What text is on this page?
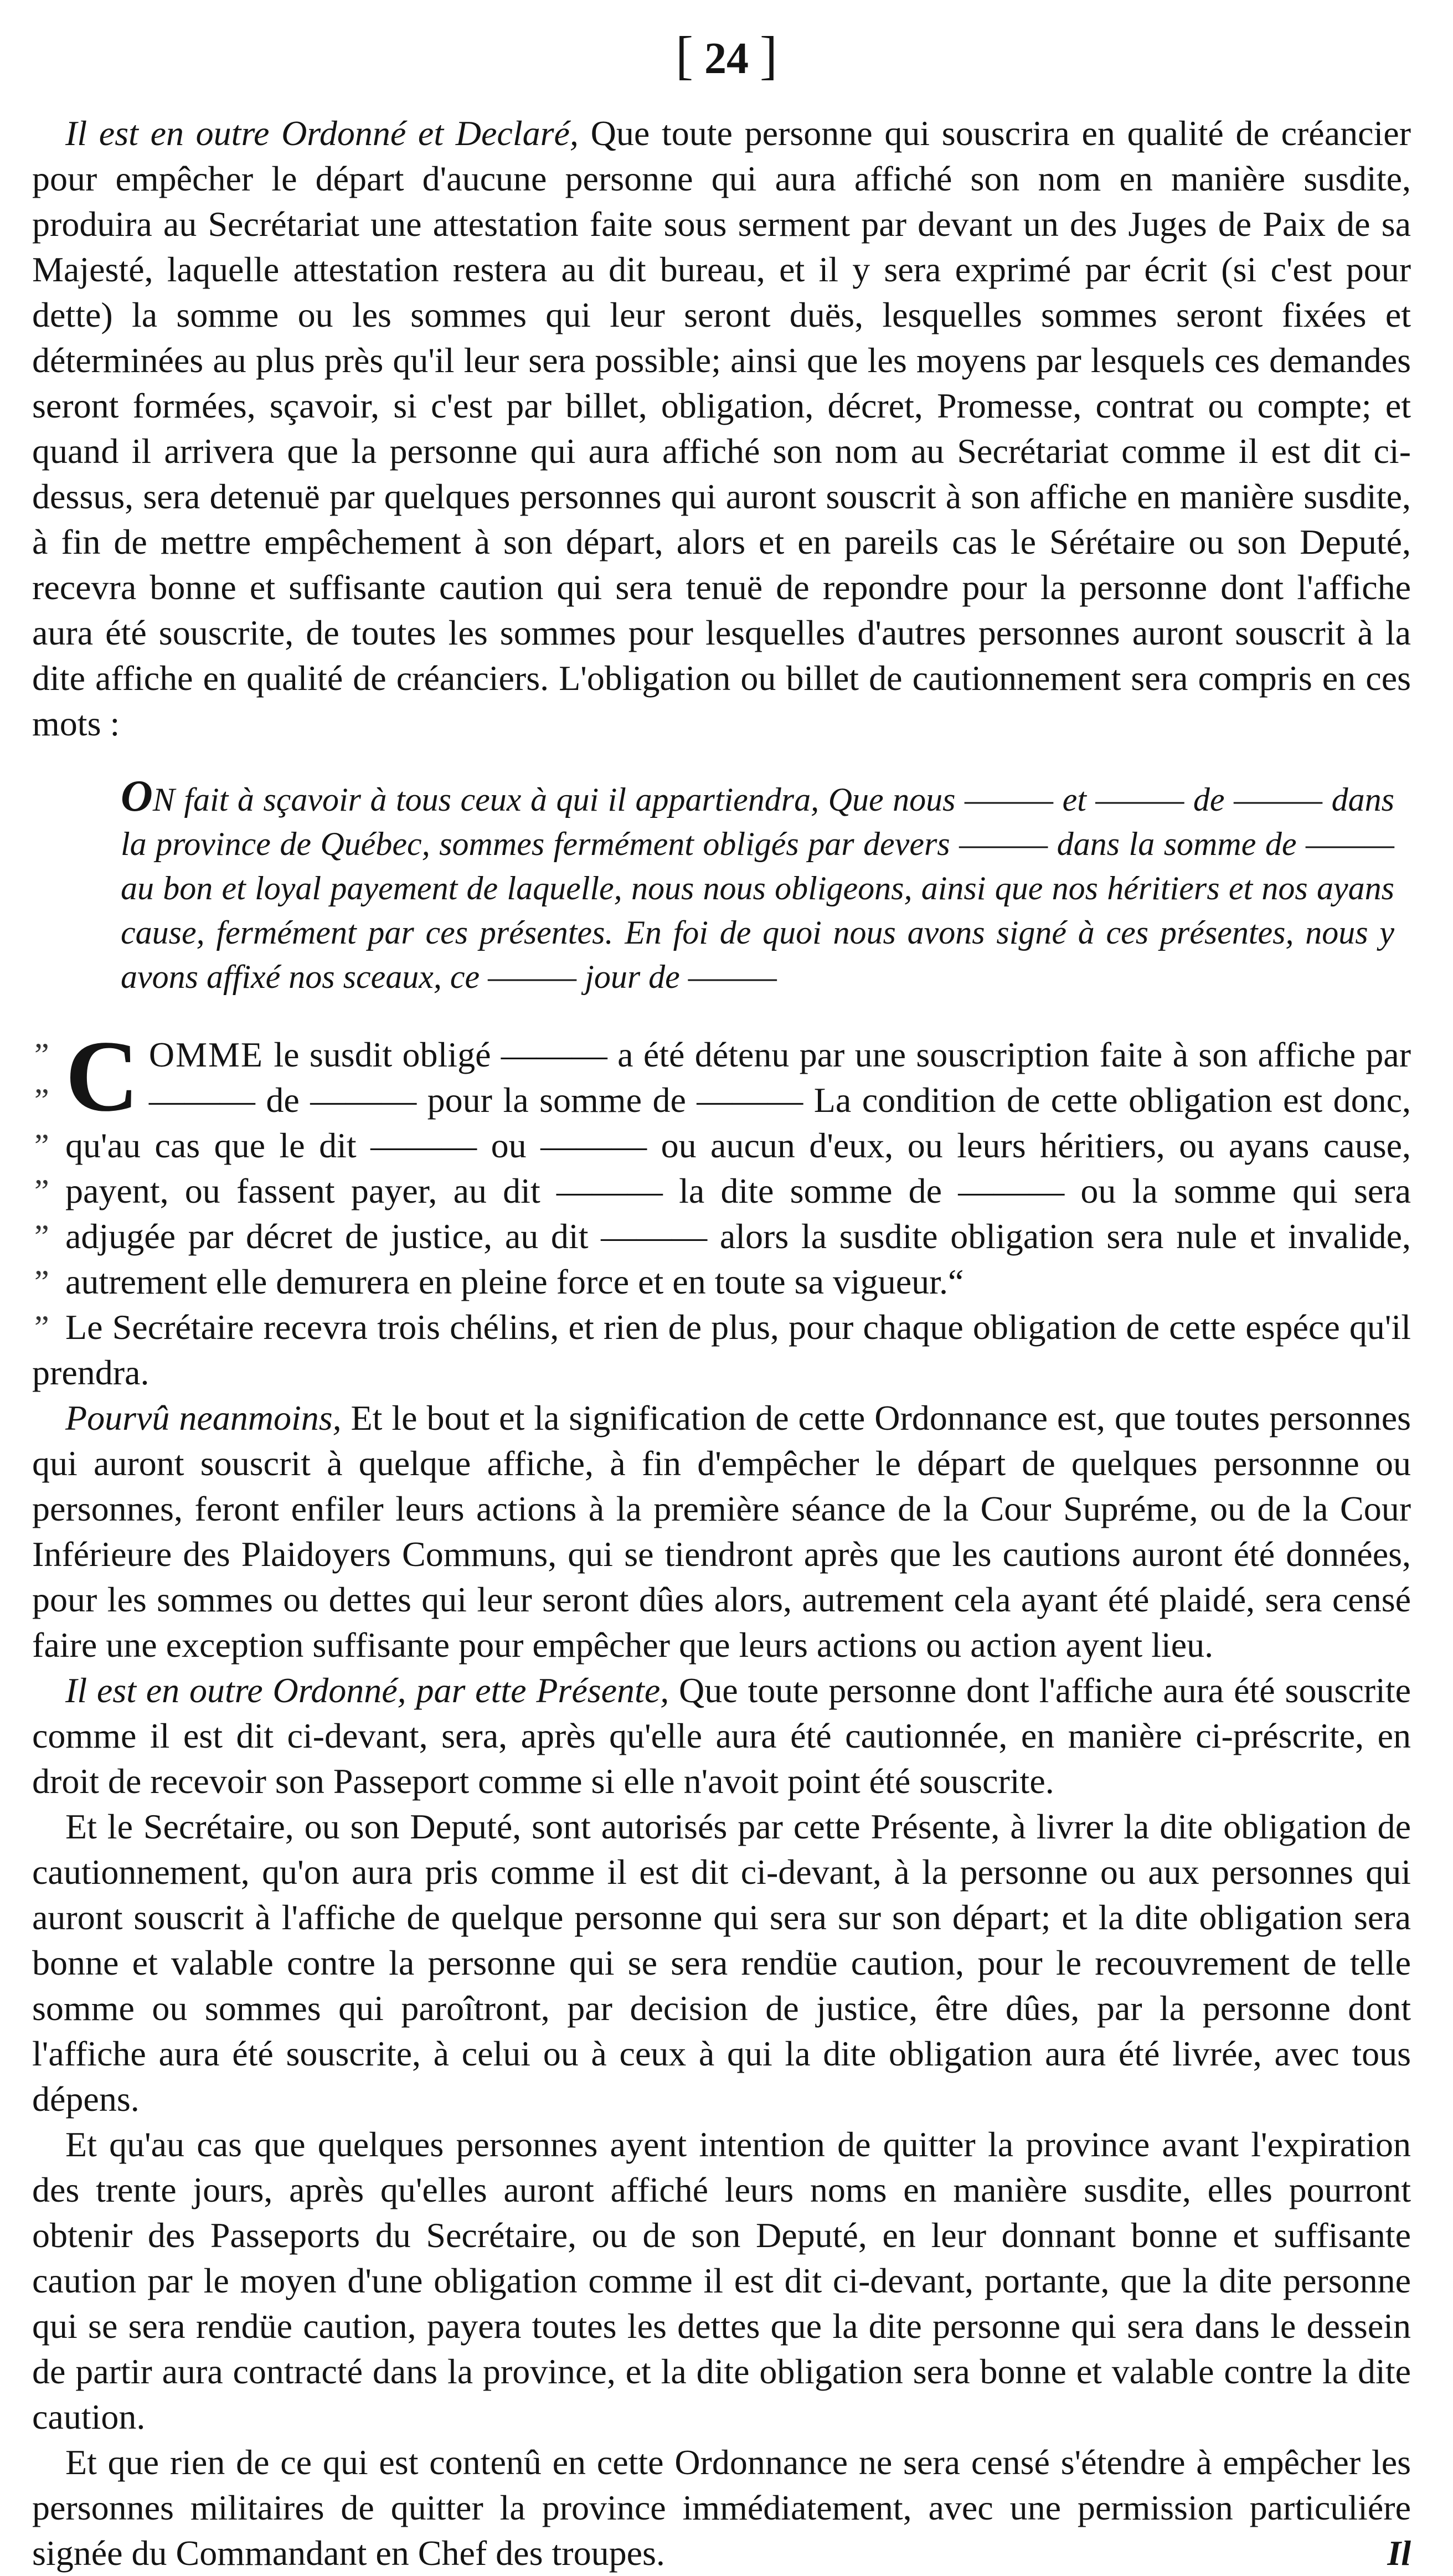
[ 24 ]

Il est en outre Ordonné et Declaré, Que toute personne qui souscrira en qualité de créancier pour empêcher le départ d'aucune personne qui aura affiché son nom en manière susdite, produira au Secrétariat une attestation faite sous serment par devant un des Juges de Paix de sa Majesté, laquelle attestation restera au dit bureau, et il y sera exprimé par écrit (si c'est pour dette) la somme ou les sommes qui leur seront duës, lesquelles sommes seront fixées et déterminées au plus près qu'il leur sera possible; ainsi que les moyens par lesquels ces demandes seront formées, sçavoir, si c'est par billet, obligation, décret, Promesse, contrat ou compte; et quand il arrivera que la personne qui aura affiché son nom au Secrétariat comme il est dit ci-dessus, sera detenuë par quelques personnes qui auront souscrit à son affiche en manière susdite, à fin de mettre empêchement à son départ, alors et en pareils cas le Sérétaire ou son Deputé, recevra bonne et suffisante caution qui sera tenuë de repondre pour la personne dont l'affiche aura été souscrite, de toutes les sommes pour lesquelles d'autres personnes auront souscrit à la dite affiche en qualité de créanciers. L'obligation ou billet de cautionnement sera compris en ces mots :

ON fait à sçavoir à tous ceux à qui il appartiendra, Que nous ——— et ——— de ——— dans la province de Québec, sommes fermément obligés par devers ——— dans la somme de ——— au bon et loyal payement de laquelle, nous nous obligeons, ainsi que nos héritiers et nos ayans cause, fermément par ces présentes. En foi de quoi nous avons signé à ces présentes, nous y avons affixé nos sceaux, ce ——— jour de ———

”
”
”
”
”
”
”
C OMME le susdit obligé ——— a été détenu par une souscription faite à son affiche par ——— de ——— pour la somme de ——— La condition de cette obligation est donc, qu'au cas que le dit ——— ou ——— ou aucun d'eux, ou leurs héritiers, ou ayans cause, payent, ou fassent payer, au dit ——— la dite somme de ——— ou la somme qui sera adjugée par décret de justice, au dit ——— alors la susdite obligation sera nule et invalide, autrement elle demurera en pleine force et en toute sa vigueur.“

Le Secrétaire recevra trois chélins, et rien de plus, pour chaque obligation de cette espéce qu'il prendra.

Pourvû neanmoins, Et le bout et la signification de cette Ordonnance est, que toutes personnes qui auront souscrit à quelque affiche, à fin d'empêcher le départ de quelques personnne ou personnes, feront enfiler leurs actions à la première séance de la Cour Supréme, ou de la Cour Inférieure des Plaidoyers Communs, qui se tiendront après que les cautions auront été données, pour les sommes ou dettes qui leur seront dûes alors, autrement cela ayant été plaidé, sera censé faire une exception suffisante pour empêcher que leurs actions ou action ayent lieu.

Il est en outre Ordonné, par ette Présente, Que toute personne dont l'affiche aura été souscrite comme il est dit ci-devant, sera, après qu'elle aura été cautionnée, en manière ci-préscrite, en droit de recevoir son Passeport comme si elle n'avoit point été souscrite.

Et le Secrétaire, ou son Deputé, sont autorisés par cette Présente, à livrer la dite obligation de cautionnement, qu'on aura pris comme il est dit ci-devant, à la personne ou aux personnes qui auront souscrit à l'affiche de quelque personne qui sera sur son départ; et la dite obligation sera bonne et valable contre la personne qui se sera rendüe caution, pour le recouvrement de telle somme ou sommes qui paroîtront, par decision de justice, être dûes, par la personne dont l'affiche aura été souscrite, à celui ou à ceux à qui la dite obligation aura été livrée, avec tous dépens.

Et qu'au cas que quelques personnes ayent intention de quitter la province avant l'expiration des trente jours, après qu'elles auront affiché leurs noms en manière susdite, elles pourront obtenir des Passeports du Secrétaire, ou de son Deputé, en leur donnant bonne et suffisante caution par le moyen d'une obligation comme il est dit ci-devant, portante, que la dite personne qui se sera rendüe caution, payera toutes les dettes que la dite personne qui sera dans le dessein de partir aura contracté dans la province, et la dite obligation sera bonne et valable contre la dite caution.

Et que rien de ce qui est contenû en cette Ordonnance ne sera censé s'étendre à empêcher les personnes militaires de quitter la province immédiatement, avec une permission particuliére signée du Commandant en Chef des troupes.	Il
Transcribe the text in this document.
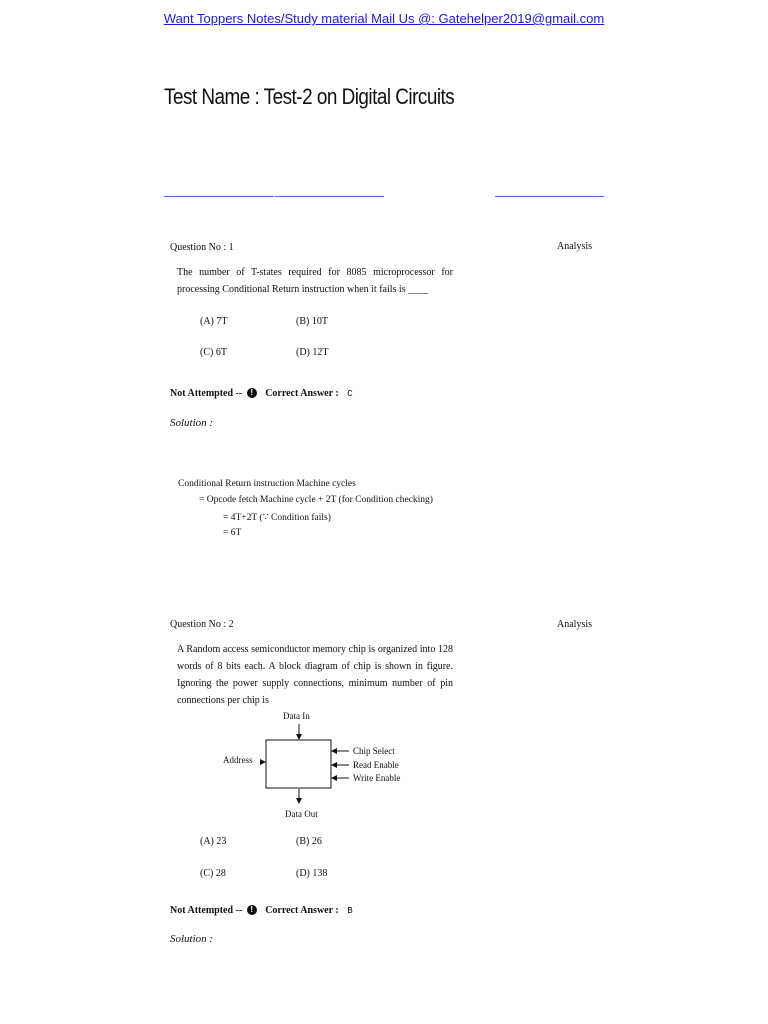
Want Toppers Notes/Study material Mail Us @: Gatehelper2019@gmail.com
Test Name : Test-2 on Digital Circuits
Question No : 1	Analysis
The number of T-states required for 8085 microprocessor for processing Conditional Return instruction when it fails is ____
(A) 7T	(B) 10T
(C) 6T	(D) 12T
Not Attempted -- ! Correct Answer : C
Solution :
Conditional Return instruction Machine cycles
= Opcode fetch Machine cycle + 2T (for Condition checking)
= 4T+2T (∵ Condition fails)
= 6T
Question No : 2	Analysis
A Random access semiconductor memory chip is organized into 128 words of 8 bits each. A block diagram of chip is shown in figure. Ignoring the power supply connections, minimum number of pin connections per chip is
Data In
Address
Chip Select
Read Enable
Write Enable
Data Out
(A) 23	(B) 26
(C) 28	(D) 138
Not Attempted -- ! Correct Answer : B
Solution :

□ □ □ □ □ □ □

Except for the pictures, give all the material above again verbatim.

What text is on this page?
[ 24 ]

Il est en outre Ordonné et Declaré, Que toute personne qui souscrira en qualité de créancier pour empêcher le départ d'aucune personne qui aura affiché son nom en manière susdite, produira au Secrétariat une attestation faite sous serment par devant un des Juges de Paix de sa Majesté, laquelle attestation restera au dit bureau, et il y sera exprimé par écrit (si c'est pour dette) la somme ou les sommes qui leur seront duës, lesquelles sommes seront fixées et déterminées au plus près qu'il leur sera possible; ainsi que les moyens par lesquels ces demandes seront formées, sçavoir, si c'est par billet, obligation, décret, Promesse, contrat ou compte; et quand il arrivera que la personne qui aura affiché son nom au Secrétariat comme il est dit ci-dessus, sera detenuë par quelques personnes qui auront souscrit à son affiche en manière susdite, à fin de mettre empêchement à son départ, alors et en pareils cas le Sérétaire ou son Deputé, recevra bonne et suffisante caution qui sera tenuë de repondre pour la personne dont l'affiche aura été souscrite, de toutes les sommes pour lesquelles d'autres personnes auront souscrit à la dite affiche en qualité de créanciers. L'obligation ou billet de cautionnement sera compris en ces mots :

ON fait à sçavoir à tous ceux à qui il appartiendra, Que nous ——— et ——— de ——— dans la province de Québec, sommes fermément obligés par devers ——— dans la somme de ——— au bon et loyal payement de laquelle, nous nous obligeons, ainsi que nos héritiers et nos ayans cause, fermément par ces présentes. En foi de quoi nous avons signé à ces présentes, nous y avons affixé nos sceaux, ce ——— jour de ———

”
”
”
”
”
”
”
C OMME le susdit obligé ——— a été détenu par une souscription faite à son affiche par ——— de ——— pour la somme de ——— La condition de cette obligation est donc, qu'au cas que le dit ——— ou ——— ou aucun d'eux, ou leurs héritiers, ou ayans cause, payent, ou fassent payer, au dit ——— la dite somme de ——— ou la somme qui sera adjugée par décret de justice, au dit ——— alors la susdite obligation sera nule et invalide, autrement elle demurera en pleine force et en toute sa vigueur.“

Le Secrétaire recevra trois chélins, et rien de plus, pour chaque obligation de cette espéce qu'il prendra.

Pourvû neanmoins, Et le bout et la signification de cette Ordonnance est, que toutes personnes qui auront souscrit à quelque affiche, à fin d'empêcher le départ de quelques personnne ou personnes, feront enfiler leurs actions à la première séance de la Cour Supréme, ou de la Cour Inférieure des Plaidoyers Communs, qui se tiendront après que les cautions auront été données, pour les sommes ou dettes qui leur seront dûes alors, autrement cela ayant été plaidé, sera censé faire une exception suffisante pour empêcher que leurs actions ou action ayent lieu.

Il est en outre Ordonné, par ette Présente, Que toute personne dont l'affiche aura été souscrite comme il est dit ci-devant, sera, après qu'elle aura été cautionnée, en manière ci-préscrite, en droit de recevoir son Passeport comme si elle n'avoit point été souscrite.

Et le Secrétaire, ou son Deputé, sont autorisés par cette Présente, à livrer la dite obligation de cautionnement, qu'on aura pris comme il est dit ci-devant, à la personne ou aux personnes qui auront souscrit à l'affiche de quelque personne qui sera sur son départ; et la dite obligation sera bonne et valable contre la personne qui se sera rendüe caution, pour le recouvrement de telle somme ou sommes qui paroîtront, par decision de justice, être dûes, par la personne dont l'affiche aura été souscrite, à celui ou à ceux à qui la dite obligation aura été livrée, avec tous dépens.

Et qu'au cas que quelques personnes ayent intention de quitter la province avant l'expiration des trente jours, après qu'elles auront affiché leurs noms en manière susdite, elles pourront obtenir des Passeports du Secrétaire, ou de son Deputé, en leur donnant bonne et suffisante caution par le moyen d'une obligation comme il est dit ci-devant, portante, que la dite personne qui se sera rendüe caution, payera toutes les dettes que la dite personne qui sera dans le dessein de partir aura contracté dans la province, et la dite obligation sera bonne et valable contre la dite caution.

Et que rien de ce qui est contenû en cette Ordonnance ne sera censé s'étendre à empêcher les personnes militaires de quitter la province immédiatement, avec une permission particuliére signée du Commandant en Chef des troupes.	Il
Transcribe the text in this document.
Want Toppers Notes/Study material Mail Us @: Gatehelper2019@gmail.com
Test Name : Test-2 on Digital Circuits
Question No : 1	Analysis
The number of T-states required for 8085 microprocessor for processing Conditional Return instruction when it fails is ____
(A) 7T	(B) 10T
(C) 6T	(D) 12T
Not Attempted -- ! Correct Answer : C
Solution :
Conditional Return instruction Machine cycles
= Opcode fetch Machine cycle + 2T (for Condition checking)
= 4T+2T (∵ Condition fails)
= 6T
Question No : 2	Analysis
A Random access semiconductor memory chip is organized into 128 words of 8 bits each. A block diagram of chip is shown in figure. Ignoring the power supply connections, minimum number of pin connections per chip is
Data In
Address
Chip Select
Read Enable
Write Enable
Data Out
(A) 23	(B) 26
(C) 28	(D) 138
Not Attempted -- ! Correct Answer : B
Solution :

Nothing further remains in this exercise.